Problem details: In the text about dating later in life, rewrite the paragraph beginning "Many women I talk to" as a short list that keeps its main facts.

Life competence and sexual confidence
Is it any wonder that so many of us have lost confidence in our sexuality? Even before we know what vaginal atrophy means, most of us realize that we’re unlikely to experience that coup-de-foudre across a crowded room ever again.
We’re more likely to resign ourselves to being invisible while men years older than us eye up the waitress.
While we have far more self-assurance than we used to in our competence and life skills, most of us are terrified of wearing a swimsuit, let alone ripping our underwear off in an erotic frenzy and thrashing around naked.
A few of us feel intimidated by men’s sexual appetites, worrying that we won’t be able to match them with our own shrinking libidos.
I still believe in love
Even so, I am less cynical now about true love than I’ve ever been. But I certainly don’t expect to experience it within the stifling confines of a conventional relationship. Nor do I believe in looking for Mr Right via online dating or organized singles’ parties.
Given we only have a couple or so decades left, what’s the point of doing anything if it’s not fun? Sitting with a stranger and fretting over who’s going to pay for dinner or how he might react when confronted with my wobbling nether regions is not my idea of fun at all.
Besides, many of us are carrying hurt that cannot be mended by a quick romp. A lot of us have been through a split up that has riven our families and as we’ve nurtured our children through the fall-out we’ve often neglected to acknowledge our own spiritual and emotional bruising.
Many women I talk to find it difficult to trust again. Or they find that they enter a relationship fast in an effort to cheer themselves up and then make the same mistakes all over again, emerging more hurt and wary than before they went into it.
Why look online? Choose life!
So why are so many of us trying to find love online? Among my friends, I am yet to find an example of a successful online encounter.
Why go through the humiliation of watching your date’s face fall as he assesses the difference between the real you and the gorgeous photograph you posted on the dating site that probably made you look ten years younger?
I have never online dated but recently I arranged to meet a man I hadn’t seen for years at a party via a series of flirtatious emails. I arrived and saw his eyes narrow as he tried to work out who the woman grinning and bearing down on him was. By the time he recognized me, I’d already seen his eyes assess and then dismiss me.
Kindly, he hugged me warmly to conceal the rejection but I knew it was his memory of my younger self he had been anticipating, not the 56-year-old he was now confronting.
But has anything really changed? If anything is different now it’s that we expect to have it all well into our dotage. Plastic surgery has meant some can go on pretending to look 35 at 55 and an enlarged sense of entitlement means lots of women believe they deserve a nice man to cuddle up to on the sofa and plan city breaks with.
What some of us forget is that there are so many other routes to happiness later in life. Being single means never again having to compromise. We are the generation that fought for independence and freedom but now that we have it, we’re moaning about where all the men have gone.

Data to examine:
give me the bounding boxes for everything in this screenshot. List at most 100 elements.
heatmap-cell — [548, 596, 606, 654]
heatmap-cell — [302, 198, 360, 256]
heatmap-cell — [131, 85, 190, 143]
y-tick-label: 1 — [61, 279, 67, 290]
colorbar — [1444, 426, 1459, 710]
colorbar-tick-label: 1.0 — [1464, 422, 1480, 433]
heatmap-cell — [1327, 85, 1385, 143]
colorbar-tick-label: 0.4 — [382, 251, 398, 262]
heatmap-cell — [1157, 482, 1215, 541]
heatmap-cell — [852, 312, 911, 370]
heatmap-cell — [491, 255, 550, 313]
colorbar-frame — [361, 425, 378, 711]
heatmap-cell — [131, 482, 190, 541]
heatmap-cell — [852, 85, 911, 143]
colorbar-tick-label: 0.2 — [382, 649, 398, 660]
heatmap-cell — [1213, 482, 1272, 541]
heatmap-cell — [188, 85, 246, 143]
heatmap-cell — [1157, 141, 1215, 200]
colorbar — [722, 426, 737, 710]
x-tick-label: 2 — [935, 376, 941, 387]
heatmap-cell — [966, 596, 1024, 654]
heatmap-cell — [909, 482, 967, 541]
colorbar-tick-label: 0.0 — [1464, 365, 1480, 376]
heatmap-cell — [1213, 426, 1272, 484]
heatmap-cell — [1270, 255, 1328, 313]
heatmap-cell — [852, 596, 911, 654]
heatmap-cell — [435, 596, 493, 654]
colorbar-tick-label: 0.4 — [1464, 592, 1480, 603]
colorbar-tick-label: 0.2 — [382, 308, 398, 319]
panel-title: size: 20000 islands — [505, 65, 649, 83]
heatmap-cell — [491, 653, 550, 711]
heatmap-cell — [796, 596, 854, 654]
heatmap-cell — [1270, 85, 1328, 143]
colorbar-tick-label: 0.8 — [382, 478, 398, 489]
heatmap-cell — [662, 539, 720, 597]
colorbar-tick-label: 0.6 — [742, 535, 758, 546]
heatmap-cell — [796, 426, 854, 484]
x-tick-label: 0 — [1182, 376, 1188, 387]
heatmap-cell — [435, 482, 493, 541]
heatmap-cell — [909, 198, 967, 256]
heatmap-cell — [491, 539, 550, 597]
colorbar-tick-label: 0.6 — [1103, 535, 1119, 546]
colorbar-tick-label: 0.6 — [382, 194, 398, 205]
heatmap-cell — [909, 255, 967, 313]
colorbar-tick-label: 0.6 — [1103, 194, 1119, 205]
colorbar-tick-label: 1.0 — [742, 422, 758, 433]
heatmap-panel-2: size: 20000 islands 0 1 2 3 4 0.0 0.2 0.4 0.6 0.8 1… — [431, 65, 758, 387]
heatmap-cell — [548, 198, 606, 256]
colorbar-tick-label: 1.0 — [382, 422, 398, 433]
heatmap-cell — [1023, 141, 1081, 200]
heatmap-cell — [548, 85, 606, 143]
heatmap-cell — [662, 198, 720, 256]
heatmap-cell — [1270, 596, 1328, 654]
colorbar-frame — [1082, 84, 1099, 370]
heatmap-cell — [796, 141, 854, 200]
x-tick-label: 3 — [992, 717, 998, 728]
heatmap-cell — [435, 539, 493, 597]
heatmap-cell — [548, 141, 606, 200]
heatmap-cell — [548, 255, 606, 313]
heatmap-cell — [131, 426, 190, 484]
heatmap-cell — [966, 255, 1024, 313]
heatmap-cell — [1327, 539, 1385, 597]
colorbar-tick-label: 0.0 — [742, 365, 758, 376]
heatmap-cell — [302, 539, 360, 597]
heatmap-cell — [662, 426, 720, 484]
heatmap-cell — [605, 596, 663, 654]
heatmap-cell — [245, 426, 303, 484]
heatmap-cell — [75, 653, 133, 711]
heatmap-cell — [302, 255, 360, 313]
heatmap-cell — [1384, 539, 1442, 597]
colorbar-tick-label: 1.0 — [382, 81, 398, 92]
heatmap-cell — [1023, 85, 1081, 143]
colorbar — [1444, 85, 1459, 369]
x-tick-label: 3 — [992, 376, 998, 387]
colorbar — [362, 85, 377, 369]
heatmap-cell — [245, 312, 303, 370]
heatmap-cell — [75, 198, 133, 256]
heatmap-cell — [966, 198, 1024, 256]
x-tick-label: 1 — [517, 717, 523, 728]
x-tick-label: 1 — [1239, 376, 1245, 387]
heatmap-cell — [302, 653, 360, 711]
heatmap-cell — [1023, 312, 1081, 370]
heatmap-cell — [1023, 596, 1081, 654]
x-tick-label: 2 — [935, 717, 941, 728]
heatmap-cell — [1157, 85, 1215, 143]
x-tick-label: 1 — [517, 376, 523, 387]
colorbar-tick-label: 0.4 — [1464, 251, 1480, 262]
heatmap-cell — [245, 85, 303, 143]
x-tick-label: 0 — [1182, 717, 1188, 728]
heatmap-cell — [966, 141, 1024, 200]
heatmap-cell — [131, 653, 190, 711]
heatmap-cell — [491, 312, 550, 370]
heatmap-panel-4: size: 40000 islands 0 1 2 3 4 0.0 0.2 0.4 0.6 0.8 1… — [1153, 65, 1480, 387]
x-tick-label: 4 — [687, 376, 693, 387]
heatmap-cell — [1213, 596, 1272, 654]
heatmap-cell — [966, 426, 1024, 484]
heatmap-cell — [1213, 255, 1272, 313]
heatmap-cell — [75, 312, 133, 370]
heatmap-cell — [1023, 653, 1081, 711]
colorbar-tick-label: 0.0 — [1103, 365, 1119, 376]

Answer for this exercise:
- Many women find it hard to trust again.
- Others rush into a new relationship to cheer themselves up.
- They repeat the same mistakes.
- They come out more hurt and wary than before.